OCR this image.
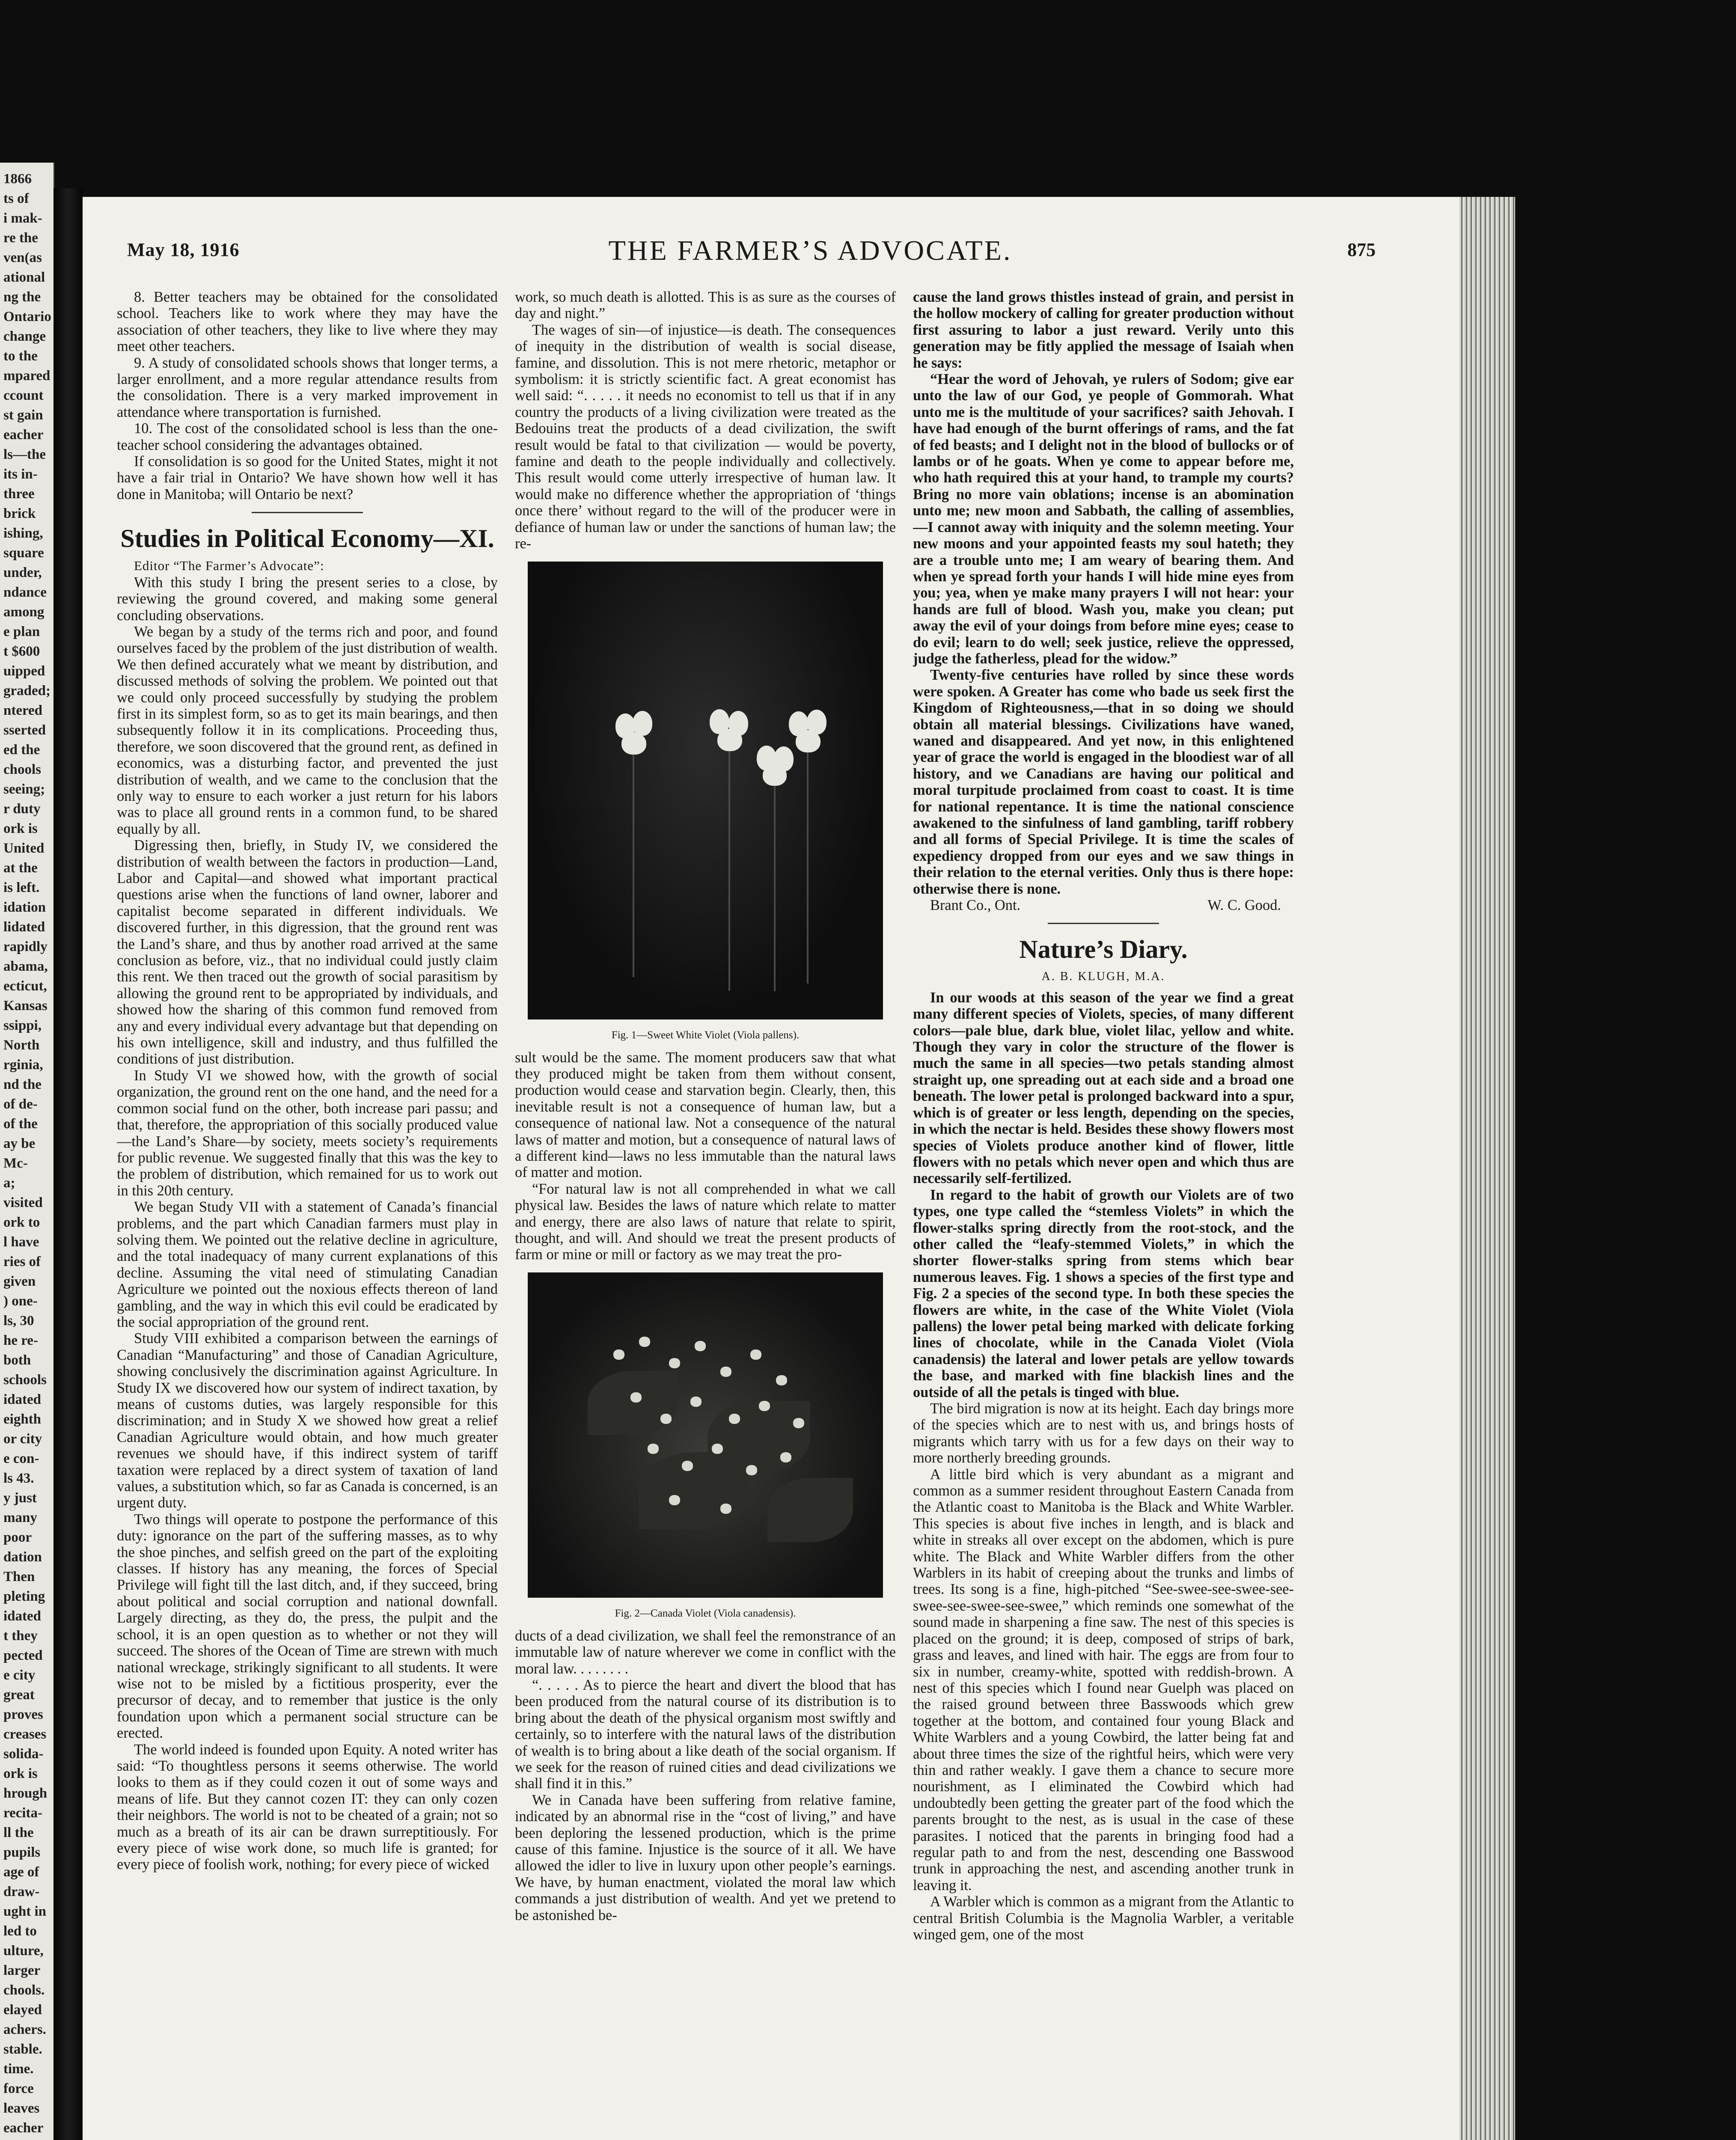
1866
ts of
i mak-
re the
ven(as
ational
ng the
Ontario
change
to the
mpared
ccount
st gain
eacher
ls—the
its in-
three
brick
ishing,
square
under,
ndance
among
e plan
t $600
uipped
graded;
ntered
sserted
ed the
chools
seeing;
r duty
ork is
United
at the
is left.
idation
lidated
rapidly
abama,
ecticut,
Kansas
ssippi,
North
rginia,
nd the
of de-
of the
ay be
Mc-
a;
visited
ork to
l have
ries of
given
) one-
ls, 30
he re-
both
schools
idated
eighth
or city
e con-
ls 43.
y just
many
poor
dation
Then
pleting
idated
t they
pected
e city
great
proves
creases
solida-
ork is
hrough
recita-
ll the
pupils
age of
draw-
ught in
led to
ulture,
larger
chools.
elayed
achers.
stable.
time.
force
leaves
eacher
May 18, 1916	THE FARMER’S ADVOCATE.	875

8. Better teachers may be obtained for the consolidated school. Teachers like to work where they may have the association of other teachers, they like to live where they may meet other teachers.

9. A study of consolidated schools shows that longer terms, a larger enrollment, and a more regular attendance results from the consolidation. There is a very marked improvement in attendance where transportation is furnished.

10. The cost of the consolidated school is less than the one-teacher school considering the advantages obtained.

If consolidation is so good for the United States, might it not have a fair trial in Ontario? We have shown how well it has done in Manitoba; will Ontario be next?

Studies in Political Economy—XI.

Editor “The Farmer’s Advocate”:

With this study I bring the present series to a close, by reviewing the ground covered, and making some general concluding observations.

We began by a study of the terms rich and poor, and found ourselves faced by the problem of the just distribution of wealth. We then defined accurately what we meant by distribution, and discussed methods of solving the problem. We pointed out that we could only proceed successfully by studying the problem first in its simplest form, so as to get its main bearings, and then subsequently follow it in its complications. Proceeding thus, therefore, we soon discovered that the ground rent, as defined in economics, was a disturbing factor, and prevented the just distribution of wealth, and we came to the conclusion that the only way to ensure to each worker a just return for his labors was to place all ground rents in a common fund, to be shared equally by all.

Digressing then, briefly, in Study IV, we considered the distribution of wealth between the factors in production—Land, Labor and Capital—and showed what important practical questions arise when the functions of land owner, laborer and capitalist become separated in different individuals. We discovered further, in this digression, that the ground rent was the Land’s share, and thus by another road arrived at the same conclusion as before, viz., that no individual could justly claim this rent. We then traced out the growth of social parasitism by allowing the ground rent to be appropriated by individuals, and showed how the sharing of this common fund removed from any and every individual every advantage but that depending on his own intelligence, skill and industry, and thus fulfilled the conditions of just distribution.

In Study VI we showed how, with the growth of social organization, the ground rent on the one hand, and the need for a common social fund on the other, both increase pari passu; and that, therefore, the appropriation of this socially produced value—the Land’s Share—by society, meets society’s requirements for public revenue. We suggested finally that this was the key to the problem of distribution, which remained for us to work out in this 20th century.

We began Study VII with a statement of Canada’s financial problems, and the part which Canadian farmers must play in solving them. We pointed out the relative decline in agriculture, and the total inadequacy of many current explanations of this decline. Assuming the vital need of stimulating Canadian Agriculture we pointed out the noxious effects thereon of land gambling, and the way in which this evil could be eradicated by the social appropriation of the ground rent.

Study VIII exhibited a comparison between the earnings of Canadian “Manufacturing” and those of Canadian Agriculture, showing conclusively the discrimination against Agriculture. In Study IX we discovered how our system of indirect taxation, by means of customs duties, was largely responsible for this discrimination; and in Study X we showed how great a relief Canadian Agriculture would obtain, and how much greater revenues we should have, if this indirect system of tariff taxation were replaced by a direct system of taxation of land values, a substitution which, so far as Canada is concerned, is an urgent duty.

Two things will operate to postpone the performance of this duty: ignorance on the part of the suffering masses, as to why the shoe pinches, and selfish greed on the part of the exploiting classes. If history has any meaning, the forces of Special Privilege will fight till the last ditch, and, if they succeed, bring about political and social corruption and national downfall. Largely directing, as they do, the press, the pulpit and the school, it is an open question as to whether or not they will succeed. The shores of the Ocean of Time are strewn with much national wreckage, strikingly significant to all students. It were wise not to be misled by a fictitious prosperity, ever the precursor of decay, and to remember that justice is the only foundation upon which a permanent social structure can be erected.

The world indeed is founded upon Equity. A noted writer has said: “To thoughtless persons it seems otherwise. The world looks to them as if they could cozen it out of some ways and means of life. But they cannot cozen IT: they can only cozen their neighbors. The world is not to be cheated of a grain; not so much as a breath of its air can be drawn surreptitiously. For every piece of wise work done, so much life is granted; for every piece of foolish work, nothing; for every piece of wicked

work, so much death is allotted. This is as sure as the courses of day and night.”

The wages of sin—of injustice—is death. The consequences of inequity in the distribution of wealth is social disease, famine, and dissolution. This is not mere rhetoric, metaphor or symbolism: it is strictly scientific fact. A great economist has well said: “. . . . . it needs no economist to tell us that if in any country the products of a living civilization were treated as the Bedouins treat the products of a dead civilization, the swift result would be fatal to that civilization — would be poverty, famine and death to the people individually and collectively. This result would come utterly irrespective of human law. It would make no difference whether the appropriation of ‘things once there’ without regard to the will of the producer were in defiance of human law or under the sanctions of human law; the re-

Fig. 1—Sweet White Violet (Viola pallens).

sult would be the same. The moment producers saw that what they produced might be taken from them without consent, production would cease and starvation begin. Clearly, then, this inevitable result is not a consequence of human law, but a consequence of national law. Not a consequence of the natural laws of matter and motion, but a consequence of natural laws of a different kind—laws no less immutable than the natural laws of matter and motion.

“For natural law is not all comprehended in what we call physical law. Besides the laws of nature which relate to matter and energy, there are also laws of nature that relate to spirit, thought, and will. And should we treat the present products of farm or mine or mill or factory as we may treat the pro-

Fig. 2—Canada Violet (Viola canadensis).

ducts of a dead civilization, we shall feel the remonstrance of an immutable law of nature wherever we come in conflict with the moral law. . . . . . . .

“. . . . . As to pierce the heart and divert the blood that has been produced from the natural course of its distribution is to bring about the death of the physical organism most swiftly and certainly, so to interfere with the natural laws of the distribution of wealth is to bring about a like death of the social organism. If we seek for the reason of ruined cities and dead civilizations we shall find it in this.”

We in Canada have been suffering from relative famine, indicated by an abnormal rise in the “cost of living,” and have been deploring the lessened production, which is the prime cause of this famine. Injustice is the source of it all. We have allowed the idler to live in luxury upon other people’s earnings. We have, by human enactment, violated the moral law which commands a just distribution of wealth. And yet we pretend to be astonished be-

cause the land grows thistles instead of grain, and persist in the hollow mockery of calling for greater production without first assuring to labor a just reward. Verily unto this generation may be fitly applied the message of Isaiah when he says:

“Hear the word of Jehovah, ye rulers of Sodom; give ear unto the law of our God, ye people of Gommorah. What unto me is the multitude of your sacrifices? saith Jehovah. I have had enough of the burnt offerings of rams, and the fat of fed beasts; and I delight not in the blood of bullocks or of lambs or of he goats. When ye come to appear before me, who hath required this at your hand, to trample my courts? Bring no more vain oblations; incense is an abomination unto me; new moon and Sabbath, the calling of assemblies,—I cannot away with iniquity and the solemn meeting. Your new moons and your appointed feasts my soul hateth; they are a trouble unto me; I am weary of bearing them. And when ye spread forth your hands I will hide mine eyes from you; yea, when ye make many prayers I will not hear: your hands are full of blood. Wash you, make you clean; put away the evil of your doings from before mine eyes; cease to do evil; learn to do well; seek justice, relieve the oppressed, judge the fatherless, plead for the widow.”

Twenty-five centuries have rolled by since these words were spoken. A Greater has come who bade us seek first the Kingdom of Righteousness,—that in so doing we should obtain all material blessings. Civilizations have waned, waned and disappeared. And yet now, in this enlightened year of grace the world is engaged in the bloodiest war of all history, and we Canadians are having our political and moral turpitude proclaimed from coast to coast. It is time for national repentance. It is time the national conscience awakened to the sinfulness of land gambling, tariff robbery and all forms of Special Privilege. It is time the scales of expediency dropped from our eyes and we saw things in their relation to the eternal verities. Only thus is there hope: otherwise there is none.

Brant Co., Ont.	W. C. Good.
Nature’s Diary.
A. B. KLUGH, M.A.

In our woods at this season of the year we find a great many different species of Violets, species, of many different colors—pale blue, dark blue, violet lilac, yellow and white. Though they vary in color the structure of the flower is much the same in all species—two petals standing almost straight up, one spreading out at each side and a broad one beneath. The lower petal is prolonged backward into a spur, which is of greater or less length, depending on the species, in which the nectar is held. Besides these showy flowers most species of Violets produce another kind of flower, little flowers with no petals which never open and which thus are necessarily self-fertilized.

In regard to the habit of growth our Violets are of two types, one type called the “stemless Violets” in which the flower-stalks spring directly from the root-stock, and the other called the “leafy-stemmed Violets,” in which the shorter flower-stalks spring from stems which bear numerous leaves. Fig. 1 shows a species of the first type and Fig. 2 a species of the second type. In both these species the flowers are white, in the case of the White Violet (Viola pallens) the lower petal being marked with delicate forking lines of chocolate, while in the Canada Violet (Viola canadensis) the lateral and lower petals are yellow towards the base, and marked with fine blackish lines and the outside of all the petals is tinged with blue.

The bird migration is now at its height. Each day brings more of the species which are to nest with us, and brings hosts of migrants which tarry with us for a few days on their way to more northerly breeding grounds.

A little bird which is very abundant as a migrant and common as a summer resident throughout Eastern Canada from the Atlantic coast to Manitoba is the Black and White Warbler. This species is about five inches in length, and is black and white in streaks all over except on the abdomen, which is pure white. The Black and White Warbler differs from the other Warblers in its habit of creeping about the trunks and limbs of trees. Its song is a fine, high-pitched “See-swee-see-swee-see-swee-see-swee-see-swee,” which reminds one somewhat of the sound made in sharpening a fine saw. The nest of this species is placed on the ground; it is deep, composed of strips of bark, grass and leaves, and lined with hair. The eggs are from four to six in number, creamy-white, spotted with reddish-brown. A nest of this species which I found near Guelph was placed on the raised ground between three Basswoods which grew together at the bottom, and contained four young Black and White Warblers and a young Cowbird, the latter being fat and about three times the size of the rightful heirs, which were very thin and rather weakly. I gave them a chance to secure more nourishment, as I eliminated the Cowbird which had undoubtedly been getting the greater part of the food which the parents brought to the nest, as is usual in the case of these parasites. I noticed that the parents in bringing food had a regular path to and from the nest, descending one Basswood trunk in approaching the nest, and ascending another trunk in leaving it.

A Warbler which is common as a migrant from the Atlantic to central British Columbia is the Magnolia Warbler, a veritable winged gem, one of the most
--------------------------------------------------
### BRIEF:
Copy out every line holding the string "cost".

### ANSWER TO THE EXERCISE:
10. The cost of the consolidated school is less than the one-teacher school considering the advantages obtained.
We in Canada have been suffering from relative famine, indicated by an abnormal rise in the “cost of living,” and have been deploring the lessened production, which is the prime cause of this famine. Injustice is the source of it all. We have allowed the idler to live in luxury upon other people’s earnings. We have, by human enactment, violated the moral law which commands a just distribution of wealth. And yet we pretend to be astonished be-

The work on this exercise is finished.